* _Task to carry out_
In how many lines does the string "FORMULA" appear? Answer with the number only.
>>>>
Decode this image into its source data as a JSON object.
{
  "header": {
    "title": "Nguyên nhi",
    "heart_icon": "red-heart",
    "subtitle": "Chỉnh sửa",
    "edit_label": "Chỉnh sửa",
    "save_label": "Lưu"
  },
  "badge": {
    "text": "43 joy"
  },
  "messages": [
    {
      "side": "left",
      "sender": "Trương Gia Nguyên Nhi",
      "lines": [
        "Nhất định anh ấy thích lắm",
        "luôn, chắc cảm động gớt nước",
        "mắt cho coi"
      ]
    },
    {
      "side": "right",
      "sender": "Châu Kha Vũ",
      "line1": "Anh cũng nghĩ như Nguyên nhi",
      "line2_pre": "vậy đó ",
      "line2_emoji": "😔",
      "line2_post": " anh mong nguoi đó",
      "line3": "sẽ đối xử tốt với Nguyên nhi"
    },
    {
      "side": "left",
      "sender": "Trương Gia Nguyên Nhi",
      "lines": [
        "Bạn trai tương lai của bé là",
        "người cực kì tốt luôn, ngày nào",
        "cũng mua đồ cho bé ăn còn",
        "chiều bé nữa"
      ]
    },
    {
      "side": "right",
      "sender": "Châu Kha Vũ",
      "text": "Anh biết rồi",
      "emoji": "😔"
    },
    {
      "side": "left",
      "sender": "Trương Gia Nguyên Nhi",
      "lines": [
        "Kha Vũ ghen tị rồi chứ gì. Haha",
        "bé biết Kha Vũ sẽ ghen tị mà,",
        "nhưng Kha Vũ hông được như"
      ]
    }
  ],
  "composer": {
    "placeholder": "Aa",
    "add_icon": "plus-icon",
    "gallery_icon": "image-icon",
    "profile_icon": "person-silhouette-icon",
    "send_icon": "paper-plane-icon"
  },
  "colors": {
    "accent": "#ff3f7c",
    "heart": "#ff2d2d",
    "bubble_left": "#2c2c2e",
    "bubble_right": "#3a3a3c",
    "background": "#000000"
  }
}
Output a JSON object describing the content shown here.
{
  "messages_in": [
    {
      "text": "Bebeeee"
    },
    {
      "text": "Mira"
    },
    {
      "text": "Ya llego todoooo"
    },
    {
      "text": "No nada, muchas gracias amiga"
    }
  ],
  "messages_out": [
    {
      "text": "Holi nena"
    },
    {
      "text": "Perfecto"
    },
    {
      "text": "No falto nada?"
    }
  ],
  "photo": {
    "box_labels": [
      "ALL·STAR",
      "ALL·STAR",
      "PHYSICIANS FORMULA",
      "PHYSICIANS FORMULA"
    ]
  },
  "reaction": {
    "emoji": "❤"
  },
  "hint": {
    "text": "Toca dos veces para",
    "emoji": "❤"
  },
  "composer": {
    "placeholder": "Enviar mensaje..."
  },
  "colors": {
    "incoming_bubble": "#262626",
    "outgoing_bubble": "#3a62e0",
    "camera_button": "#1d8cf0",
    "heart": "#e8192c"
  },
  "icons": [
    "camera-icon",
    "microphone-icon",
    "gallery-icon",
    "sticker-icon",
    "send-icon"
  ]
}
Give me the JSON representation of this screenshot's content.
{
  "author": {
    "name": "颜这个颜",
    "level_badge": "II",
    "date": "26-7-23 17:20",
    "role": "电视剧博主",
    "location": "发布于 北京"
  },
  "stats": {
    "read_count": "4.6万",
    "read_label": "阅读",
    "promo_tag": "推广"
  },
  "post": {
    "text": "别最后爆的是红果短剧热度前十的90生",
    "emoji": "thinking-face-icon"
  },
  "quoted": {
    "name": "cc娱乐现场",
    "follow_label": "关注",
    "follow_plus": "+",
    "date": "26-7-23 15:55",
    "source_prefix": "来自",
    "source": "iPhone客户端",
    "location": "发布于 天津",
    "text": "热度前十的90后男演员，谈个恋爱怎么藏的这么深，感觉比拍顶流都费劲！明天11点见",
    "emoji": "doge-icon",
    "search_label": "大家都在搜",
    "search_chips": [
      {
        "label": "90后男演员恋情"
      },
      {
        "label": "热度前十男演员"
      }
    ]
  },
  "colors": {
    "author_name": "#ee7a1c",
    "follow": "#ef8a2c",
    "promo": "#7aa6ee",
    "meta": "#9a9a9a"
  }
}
<<<<
* _Solution to this task_
2